=== Data provided ===

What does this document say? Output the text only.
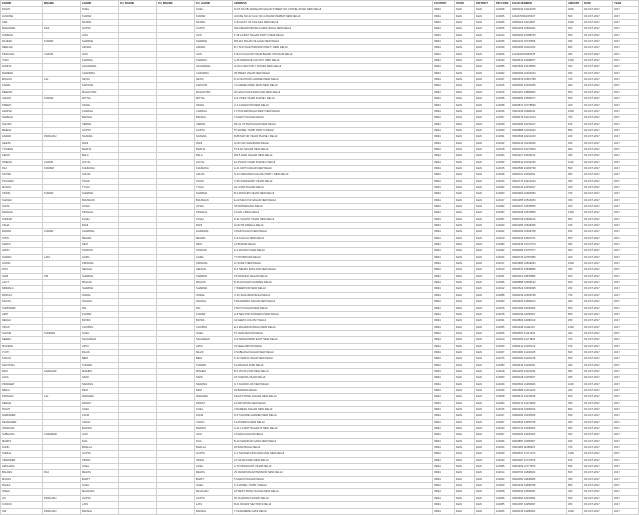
FNAME	MNAME	LNAME	FH_FNAME	FH_MNAME	FH_LNAME	ADDRESS	COUNTRY	STATE	DISTRICT	PIN CODE	FOLIO NUMBER	AMOUNT	DATE	YEAR
ROHIT		GOEL			GOEL	FLAT NO.3B JAWAHAR NAGAR STREET NO.3 PATEL ROAD NEW DELHI	INDIA	Delhi	Delhi	110008	IN302236 10012345	2000	03-OCT-2017	2017
JAGDISH		KUMAR			KUMAR	HOUSE NO.22 GALI NO.4 ANAND PARBAT NEW DELHI	INDIA	Delhi	Delhi	110005	1204470000215647	500	03-OCT-2017	2017
ANIL		RAJPAL			RAJPAL	C-54 EAST OF KAILASH NEW DELHI	INDIA	Delhi	Delhi	110065	IN300118 10234567	1500	03-OCT-2017	2017
BHAGWAN	DAS	GUPTA			GUPTA	2521 BEADONPURA KAROL BAGH NEW DELHI	INDIA	Delhi	Delhi	110005	IN301209 10554321	400	03-OCT-2017	2017
SURESH		JAIN			JAIN	F-18 LAJPAT NAGAR PART II NEW DELHI	INDIA	Delhi	Delhi	110024	IN300206 10098765	600	03-OCT-2017	2017
RAJESH	KUMAR	SHARMA			SHARMA	WZ-110 PALAM VILLAGE NEW DELHI	INDIA	Delhi	Delhi	110045	IN301143 10776655	250	03-OCT-2017	2017
NEELAM		ARORA			ARORA	B-7 SOUTH EXTENSION PART I NEW DELHI	INDIA	Delhi	Delhi	110049	IN302365 10112233	800	03-OCT-2017	2017
PRAKASH	CHAND	JAIN			JAIN	1742 KUCHA PATI RAM BAZAR SITA RAM DELHI	INDIA	Delhi	Delhi	110006	1201910100345678	350	03-OCT-2017	2017
VIJAY		KHANNA			KHANNA	A-45 DEFENCE COLONY NEW DELHI	INDIA	Delhi	Delhi	110024	IN300513 10998877	1200	03-OCT-2017	2017
SUNITA		AGGARWAL			AGGARWAL	H.NO.9 SECTOR 7 ROHINI NEW DELHI	INDIA	Delhi	Delhi	110085	IN301549 10445566	300	03-OCT-2017	2017
RAMESH		CHANDRA			CHANDRA	45 PREET VIHAR NEW DELHI	INDIA	Delhi	Delhi	110092	IN300360 10223344	450	03-OCT-2017	2017
MOHAN	LAL	SETHI			SETHI	D-12 RAJOURI GARDEN NEW DELHI	INDIA	Delhi	Delhi	110027	IN302679 10667788	700	03-OCT-2017	2017
KAMAL		KAPOOR			KAPOOR	J-9 GREEN PARK MAIN NEW DELHI	INDIA	Delhi	Delhi	110016	IN300394 10334455	900	03-OCT-2017	2017
DEEPAK		MALHOTRA			MALHOTRA	32 HAUZ KHAS ENCLAVE NEW DELHI	INDIA	Delhi	Delhi	110016	IN301151 10889900	550	03-OCT-2017	2017
ASHOK	KUMAR	MITTAL			MITTAL	112 VIVEK VIHAR PHASE I DELHI	INDIA	Delhi	Delhi	110095	IN300484 10556677	650	03-OCT-2017	2017
PREETI		SINGH			SINGH	C-3 JANAKPURI NEW DELHI	INDIA	Delhi	Delhi	110058	IN302871 10778899	200	03-OCT-2017	2017
HARISH		CHAWLA			CHAWLA	17 PUNJABI BAGH WEST NEW DELHI	INDIA	Delhi	Delhi	110026	IN301330 10990011	1000	03-OCT-2017	2017
NARESH		BANSAL			BANSAL	4 SHAKTI NAGAR DELHI	INDIA	Delhi	Delhi	110007	IN300476 10121314	750	03-OCT-2017	2017
SANJAY		VERMA			VERMA	RZ-21 UTTAM NAGAR NEW DELHI	INDIA	Delhi	Delhi	110059	IN302269 10151617	150	03-OCT-2017	2017
MEENA		GUPTA			GUPTA	57 MODEL TOWN PART III DELHI	INDIA	Delhi	Delhi	110009	IN300888 10181920	850	03-OCT-2017	2017
ANAND	PRAKASH	SAXENA			SAXENA	B-88 MAYUR VIHAR PHASE I DELHI	INDIA	Delhi	Delhi	110091	IN301696 10212223	400	03-OCT-2017	2017
GEETA		RANI			RANI	H.NO.310 SHAHDARA DELHI	INDIA	Delhi	Delhi	110032	IN300214 10242526	250	03-OCT-2017	2017
YOGESH		BHATIA			BHATIA	8 TILAK NAGAR NEW DELHI	INDIA	Delhi	Delhi	110018	IN302164 10272829	600	03-OCT-2017	2017
KIRAN		BALA			BALA	WZ-5 HARI NAGAR NEW DELHI	INDIA	Delhi	Delhi	110064	IN301127 10303132	300	03-OCT-2017	2017
DINESH	CHAND	GOYAL			GOYAL	16 ASHOK VIHAR PHASE II DELHI	INDIA	Delhi	Delhi	110052	IN300441 10333435	1100	03-OCT-2017	2017
RAJ	KUMARI	KHURANA			KHURANA	A-21 KIRTI NAGAR NEW DELHI	INDIA	Delhi	Delhi	110015	IN302583 10363738	500	03-OCT-2017	2017
SATISH		AHUJA			AHUJA	N-14 GREATER KAILASH PART I NEW DELHI	INDIA	Delhi	Delhi	110048	IN300011 10394041	950	03-OCT-2017	2017
POONAM		SOOD			SOOD	C-66 SARASWATI VIHAR DELHI	INDIA	Delhi	Delhi	110034	IN301774 10424344	350	03-OCT-2017	2017
MANOJ		TYAGI			TYAGI	22 LAXMI NAGAR DELHI	INDIA	Delhi	Delhi	110092	IN300126 10454647	200	03-OCT-2017	2017
VINOD	KUMAR	SHARMA			SHARMA	B-4 PASCHIM VIHAR NEW DELHI	INDIA	Delhi	Delhi	110063	IN302902 10484950	700	03-OCT-2017	2017
SHASHI		BHUSHAN			BHUSHAN	E-19 MALVIYA NAGAR NEW DELHI	INDIA	Delhi	Delhi	110017	IN301055 10515253	450	03-OCT-2017	2017
ANITA		JOSHI			JOSHI	78 PATPARGANJ DELHI	INDIA	Delhi	Delhi	110092	IN300327 10545556	300	03-OCT-2017	2017
RAKESH		SINGHAL			SINGHAL	9 CIVIL LINES DELHI	INDIA	Delhi	Delhi	110054	IN302018 10575859	1300	03-OCT-2017	2017
SUDHIR		KOHLI			KOHLI	D-31 VASANT VIHAR NEW DELHI	INDIA	Delhi	Delhi	110057	IN300765 10606162	800	03-OCT-2017	2017
USHA		RANI			RANI	H.NO.55 NARELA DELHI	INDIA	Delhi	Delhi	110040	IN301283 10636465	150	03-OCT-2017	2017
PAWAN	KUMAR	AGARWAL			AGARWAL	3 DARYAGANJ NEW DELHI	INDIA	Delhi	Delhi	110002	IN300183 10666768	650	03-OCT-2017	2017
NITIN		MEHRA			MEHRA	F-9 KALKAJI NEW DELHI	INDIA	Delhi	Delhi	110019	IN302316 10697071	550	03-OCT-2017	2017
SAROJ		DEVI			DEVI	12 BURARI DELHI	INDIA	Delhi	Delhi	110084	IN301436 10727374	250	03-OCT-2017	2017
ARUN		TANDON			TANDON	A-2 ANAND VIHAR DELHI	INDIA	Delhi	Delhi	110092	IN300095 10757677	900	03-OCT-2017	2017
SUMAN	LATA	GARG			GARG	77 PITAMPURA DELHI	INDIA	Delhi	Delhi	110034	IN302740 10787980	400	03-OCT-2017	2017
GOPAL		KRISHNA			KRISHNA	11 SAKET NEW DELHI	INDIA	Delhi	Delhi	110017	IN301895 10818283	1000	03-OCT-2017	2017
RITU		SEHGAL			SEHGAL	R-6 NEHRU ENCLAVE NEW DELHI	INDIA	Delhi	Delhi	110019	IN300570 10848586	350	03-OCT-2017	2017
HARI	OM	SHARMA			SHARMA	23 KRISHNA NAGAR DELHI	INDIA	Delhi	Delhi	110051	IN302119 10878889	200	03-OCT-2017	2017
LALIT		MOHAN			MOHAN	B-15 DILSHAD GARDEN DELHI	INDIA	Delhi	Delhi	110095	IN300858 10909192	600	03-OCT-2017	2017
NIRMALA		SHARMA			SHARMA	7 INDERPURI NEW DELHI	INDIA	Delhi	Delhi	110012	IN301522 10939495	300	03-OCT-2017	2017
PANKAJ		JINDAL			JINDAL	C-40 SHALIMAR BAGH DELHI	INDIA	Delhi	Delhi	110088	IN300239 10969798	750	03-OCT-2017	2017
KAVITA		NAGPAL			NAGPAL	5 RAJENDRA NAGAR NEW DELHI	INDIA	Delhi	Delhi	110060	IN302463 10990102	450	03-OCT-2017	2017
SURINDER		PAL			PAL	2 MOTI NAGAR NEW DELHI	INDIA	Delhi	Delhi	110015	IN301063 11020304	550	03-OCT-2017	2017
AMIT		KUMAR			KUMAR	H-8 SECTOR 3 DWARKA NEW DELHI	INDIA	Delhi	Delhi	110078	IN300159 11050607	850	03-OCT-2017	2017
REKHA		BATRA			BATRA	44 GEETA COLONY DELHI	INDIA	Delhi	Delhi	110031	IN302803 11080910	250	03-OCT-2017	2017
VIKAS		CHOPRA			CHOPRA	E-2 MAHARANI BAGH NEW DELHI	INDIA	Delhi	Delhi	110065	IN301349 11111213	1200	03-OCT-2017	2017
SHYAM	SUNDER	GOEL			GOEL	15 JAMA MASJID DELHI	INDIA	Delhi	Delhi	110006	IN300597 11141516	400	03-OCT-2017	2017
NEERA		SACHDEVA			SACHDEVA	A-9 NIZAMUDDIN EAST NEW DELHI	INDIA	Delhi	Delhi	110013	IN302066 11171819	700	03-OCT-2017	2017
MUKESH		ARYA			ARYA	33 SEELAMPUR DELHI	INDIA	Delhi	Delhi	110053	IN300412 11202122	150	03-OCT-2017	2017
JYOTI		MALIK			MALIK	9 SUBHASH NAGAR NEW DELHI	INDIA	Delhi	Delhi	110027	IN301960 11232425	500	03-OCT-2017	2017
TARUN		BEDI			BEDI	K-14 SARITA VIHAR NEW DELHI	INDIA	Delhi	Delhi	110076	IN300020 11262728	650	03-OCT-2017	2017
SANTOSH		KUMARI			KUMARI	61 MANGOLPURI DELHI	INDIA	Delhi	Delhi	110083	IN302449 11293031	300	03-OCT-2017	2017
RAVI	SHANKAR	MISHRA			MISHRA	B-3 VIKAS PURI NEW DELHI	INDIA	Delhi	Delhi	110018	IN301250 11323334	900	03-OCT-2017	2017
ALKA		SAINI			SAINI	18 YAMUNA VIHAR DELHI	INDIA	Delhi	Delhi	110053	IN300108 11353637	350	03-OCT-2017	2017
PRADEEP		NARANG			NARANG	C-7 ANAND LOK NEW DELHI	INDIA	Delhi	Delhi	110049	IN302691 11383940	1100	03-OCT-2017	2017
BIMLA		DEVI			DEVI	29 BAWANA DELHI	INDIA	Delhi	Delhi	110039	IN301586 11414243	200	03-OCT-2017	2017
KRISHAN	LAL	WADHWA			WADHWA	8 EAST PATEL NAGAR NEW DELHI	INDIA	Delhi	Delhi	110008	IN300672 11444546	600	03-OCT-2017	2017
SEEMA		RAWAT			RAWAT	21 MAYAPURI NEW DELHI	INDIA	Delhi	Delhi	110064	IN302174 11474849	450	03-OCT-2017	2017
ROHIT		GOEL			GOEL	4 RAMESH NAGAR NEW DELHI	INDIA	Delhi	Delhi	110015	IN301019 11505152	800	03-OCT-2017	2017
NARINDER		KAUR			KAUR	D-6 TAGORE GARDEN NEW DELHI	INDIA	Delhi	Delhi	110027	IN300394 11535455	550	03-OCT-2017	2017
DEVENDER		YADAV			YADAV	14 MUNIRKA NEW DELHI	INDIA	Delhi	Delhi	110067	IN302533 11565758	250	03-OCT-2017	2017
VANDANA		BHASIN			BHASIN	G-11 LAJPAT NAGAR III NEW DELHI	INDIA	Delhi	Delhi	110024	IN301712 11596061	950	03-OCT-2017	2017
SUBHASH	CHANDER	JAIN			JAIN	3 KAMLA NAGAR DELHI	INDIA	Delhi	Delhi	110007	IN300220 11626364	400	03-OCT-2017	2017
MAMTA		DUA			DUA	B-10 SHANKAR GARH NEW DELHI	INDIA	Delhi	Delhi	110096	IN302887 11656667	300	03-OCT-2017	2017
SUNIL		BHALLA			BHALLA	45 RANI BAGH DELHI	INDIA	Delhi	Delhi	110034	IN301183 11686970	700	03-OCT-2017	2017
SUDHA		GUPTA			GUPTA	C-1 SAFDARJUNG ENCLAVE NEW DELHI	INDIA	Delhi	Delhi	110029	IN300537 11717273	1300	03-OCT-2017	2017
VIRENDER		SINGH			SINGH	12 NAJAFGARH NEW DELHI	INDIA	Delhi	Delhi	110043	IN302097 11747576	150	03-OCT-2017	2017
ARCHANA		GOEL			GOEL	A-70 PRASHANT VIHAR DELHI	INDIA	Delhi	Delhi	110085	IN301469 11777879	650	03-OCT-2017	2017
BALDEV	RAJ	MEHTA			MEHTA	29 JANGPURA EXTENSION NEW DELHI	INDIA	Delhi	Delhi	110014	IN300763 11808182	500	03-OCT-2017	2017
MANJU		BHATT			BHATT	5 SHANTI NAGAR DELHI	INDIA	Delhi	Delhi	110052	IN302381 11838485	350	03-OCT-2017	2017
RAHUL		GOEL			GOEL	F-2 MODEL TOWN II DELHI	INDIA	Delhi	Delhi	110009	IN301916 11868788	850	03-OCT-2017	2017
NISHA		MAHAJAN			MAHAJAN	18 WEST PATEL NAGAR NEW DELHI	INDIA	Delhi	Delhi	110008	IN300450 11899091	400	03-OCT-2017	2017
JAI	PRAKASH	GUPTA			GUPTA	62 CHANDNI CHOWK DELHI	INDIA	Delhi	Delhi	110006	IN302650 11929394	600	03-OCT-2017	2017
KUSUM		LATA			LATA	B-41 ROHINI SECTOR 9 DELHI	INDIA	Delhi	Delhi	110085	IN301097 11959697	250	03-OCT-2017	2017
OM	PRAKASH	BANSAL			BANSAL	7 KASHMERE GATE DELHI	INDIA	Delhi	Delhi	110006	IN300315 11980001	1000	03-OCT-2017	2017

===

- Exercise task: Identify every line where the string "ROHIT" appears.

- Full response:
ROHIT		GOEL			GOEL	FLAT NO.3B JAWAHAR NAGAR STREET NO.3 PATEL ROAD NEW DELHI	INDIA	Delhi	Delhi	110008	IN302236 10012345	2000	03-OCT-2017	2017
ROHIT		GOEL			GOEL	4 RAMESH NAGAR NEW DELHI	INDIA	Delhi	Delhi	110015	IN301019 11505152	800	03-OCT-2017	2017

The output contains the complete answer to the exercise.